◆ Task brief ◆
Extract every line where the string "content" appears.

◆ Records ◆
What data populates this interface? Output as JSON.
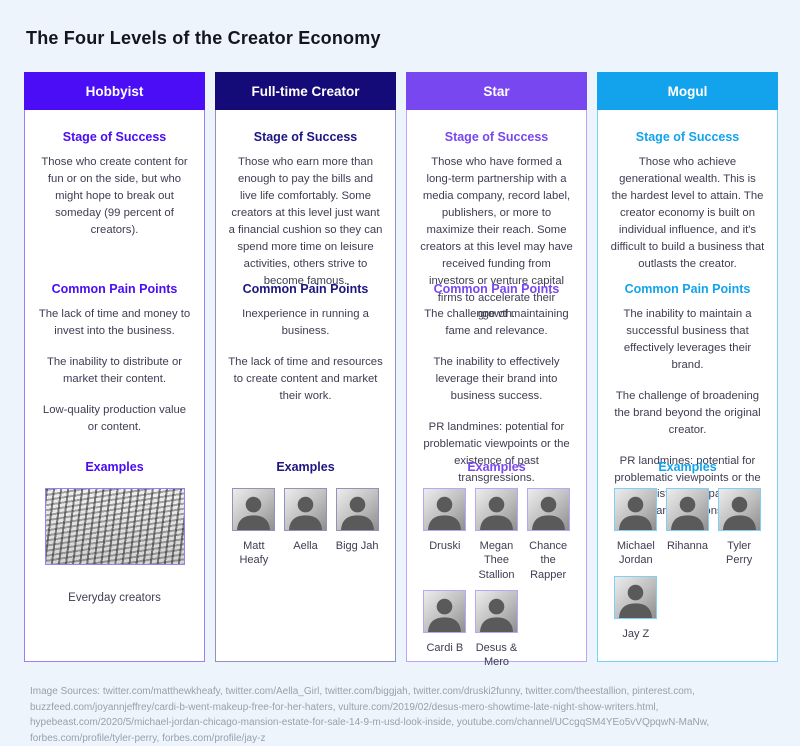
{
  "title": "The Four Levels of the Creator Economy",
  "section_titles": {
    "stage": "Stage of Success",
    "pain": "Common Pain Points",
    "examples": "Examples"
  },
  "columns": [
    {
      "name": "Hobbyist",
      "colors": {
        "header_bg": "#4a0df5",
        "accent": "#4a0df5",
        "border": "#9c7ff5"
      },
      "stage_text": "Those who create content for fun or on the side, but who might hope to break out someday (99 percent of creators).",
      "pain_points": [
        "The lack of time and money to invest into the business.",
        "The inability to distribute or market their content.",
        "Low-quality production value or content."
      ],
      "examples": [
        {
          "label": "Everyday creators",
          "photo": "crowd"
        }
      ]
    },
    {
      "name": "Full-time Creator",
      "colors": {
        "header_bg": "#140a78",
        "accent": "#1c1582",
        "border": "#9193bd"
      },
      "stage_text": "Those who earn more than enough to pay the bills and live life comfortably. Some creators at this level just want a financial cushion so they can spend more time on leisure activities, others strive to become famous.",
      "pain_points": [
        "Inexperience in running a business.",
        "The lack of time and resources to create content and market their work."
      ],
      "examples": [
        {
          "label": "Matt Heafy",
          "photo": "portrait"
        },
        {
          "label": "Aella",
          "photo": "portrait"
        },
        {
          "label": "Bigg Jah",
          "photo": "portrait"
        }
      ]
    },
    {
      "name": "Star",
      "colors": {
        "header_bg": "#7847f0",
        "accent": "#7847f0",
        "border": "#b9a6f8"
      },
      "stage_text": "Those who have formed a long-term partnership with a media company, record label, publishers, or more to maximize their reach. Some creators at this level may have received funding from investors or venture capital firms to accelerate their growth.",
      "pain_points": [
        "The challenge of maintaining fame and relevance.",
        "The inability to effectively leverage their brand into business success.",
        "PR landmines: potential for problematic viewpoints or the existence of past transgressions."
      ],
      "examples": [
        {
          "label": "Druski",
          "photo": "portrait"
        },
        {
          "label": "Megan Thee Stallion",
          "photo": "portrait"
        },
        {
          "label": "Chance the Rapper",
          "photo": "portrait"
        },
        {
          "label": "Cardi B",
          "photo": "portrait"
        },
        {
          "label": "Desus & Mero",
          "photo": "portrait"
        }
      ]
    },
    {
      "name": "Mogul",
      "colors": {
        "header_bg": "#12a3ec",
        "accent": "#12a3ec",
        "border": "#7fd0f5"
      },
      "stage_text": "Those who achieve generational wealth. This is the hardest level to attain. The creator economy is built on individual influence, and it's difficult to build a business that outlasts the creator.",
      "pain_points": [
        "The inability to maintain a successful business that effectively leverages their brand.",
        "The challenge of broadening the brand beyond the original creator.",
        "PR landmines: potential for problematic viewpoints or the existence of past transgressions."
      ],
      "examples": [
        {
          "label": "Michael Jordan",
          "photo": "portrait"
        },
        {
          "label": "Rihanna",
          "photo": "portrait"
        },
        {
          "label": "Tyler Perry",
          "photo": "portrait"
        },
        {
          "label": "Jay Z",
          "photo": "portrait"
        }
      ]
    }
  ],
  "footer": "Image Sources: twitter.com/matthewkheafy, twitter.com/Aella_Girl, twitter.com/biggjah, twitter.com/druski2funny, twitter.com/theestallion, pinterest.com, buzzfeed.com/joyannjeffrey/cardi-b-went-makeup-free-for-her-haters, vulture.com/2019/02/desus-mero-showtime-late-night-show-writers.html, hypebeast.com/2020/5/michael-jordan-chicago-mansion-estate-for-sale-14-9-m-usd-look-inside, youtube.com/channel/UCcgqSM4YEo5vVQpqwN-MaNw, forbes.com/profile/tyler-perry, forbes.com/profile/jay-z"
}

◆ Exercise result ◆
      "stage_text": "Those who create content for fun or on the side, but who might hope to break out someday (99 percent of creators).",
        "The inability to distribute or market their content.",
        "Low-quality production value or content."
        "The lack of time and resources to create content and market their work."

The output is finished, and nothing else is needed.